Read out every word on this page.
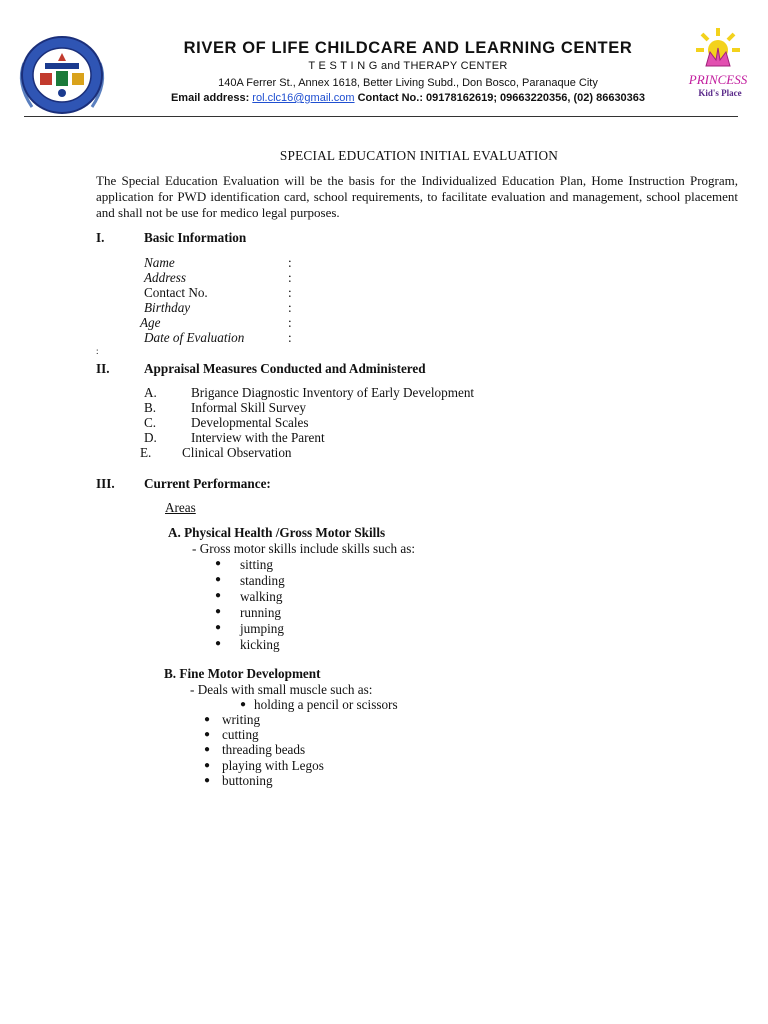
PRINCESS
Kid's Place
RIVER OF LIFE CHILDCARE AND LEARNING CENTER
T E S T I N G and THERAPY CENTER
140A Ferrer St., Annex 1618, Better Living Subd., Don Bosco, Paranaque City
Email address: rol.clc16@gmail.com Contact No.: 09178162619; 09663220356, (02) 86630363
SPECIAL EDUCATION INITIAL EVALUATION
The Special Education Evaluation will be the basis for the Individualized Education Plan, Home Instruction Program, application for PWD identification card, school requirements, to facilitate evaluation and management, school placement and shall not be use for medico legal purposes.
I.	Basic Information
Name	:
Address	:
Contact No.	:
Birthday	:
Age	:
Date of Evaluation	:
:
II.	Appraisal Measures Conducted and Administered
A.	Brigance Diagnostic Inventory of Early Development
B.	Informal Skill Survey
C.	Developmental Scales
D.	Interview with the Parent
E. Clinical Observation
III. Current Performance:
Areas
A. Physical Health /Gross Motor Skills
- Gross motor skills include skills such as:
● sitting
● standing
● walking
● running
● jumping
● kicking
B. Fine Motor Development
- Deals with small muscle such as:
● holding a pencil or scissors
● writing
● cutting
● threading beads
● playing with Legos
● buttoning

+++

__Short exercise__. Repeat the listing in full and exactly. Do not include any images.

__The reply__.
Read out every word on this page.
PRINCESS
Kid's Place
RIVER OF LIFE CHILDCARE AND LEARNING CENTER
T E S T I N G and THERAPY CENTER
140A Ferrer St., Annex 1618, Better Living Subd., Don Bosco, Paranaque City
Email address: rol.clc16@gmail.com Contact No.: 09178162619; 09663220356, (02) 86630363
SPECIAL EDUCATION INITIAL EVALUATION
The Special Education Evaluation will be the basis for the Individualized Education Plan, Home Instruction Program, application for PWD identification card, school requirements, to facilitate evaluation and management, school placement and shall not be use for medico legal purposes.
I.	Basic Information
Name	:
Address	:
Contact No.	:
Birthday	:
Age	:
Date of Evaluation	:
:
II.	Appraisal Measures Conducted and Administered
A.	Brigance Diagnostic Inventory of Early Development
B.	Informal Skill Survey
C.	Developmental Scales
D.	Interview with the Parent
E. Clinical Observation
III. Current Performance:
Areas
A. Physical Health /Gross Motor Skills
- Gross motor skills include skills such as:
● sitting
● standing
● walking
● running
● jumping
● kicking
B. Fine Motor Development
- Deals with small muscle such as:
● holding a pencil or scissors
● writing
● cutting
● threading beads
● playing with Legos
● buttoning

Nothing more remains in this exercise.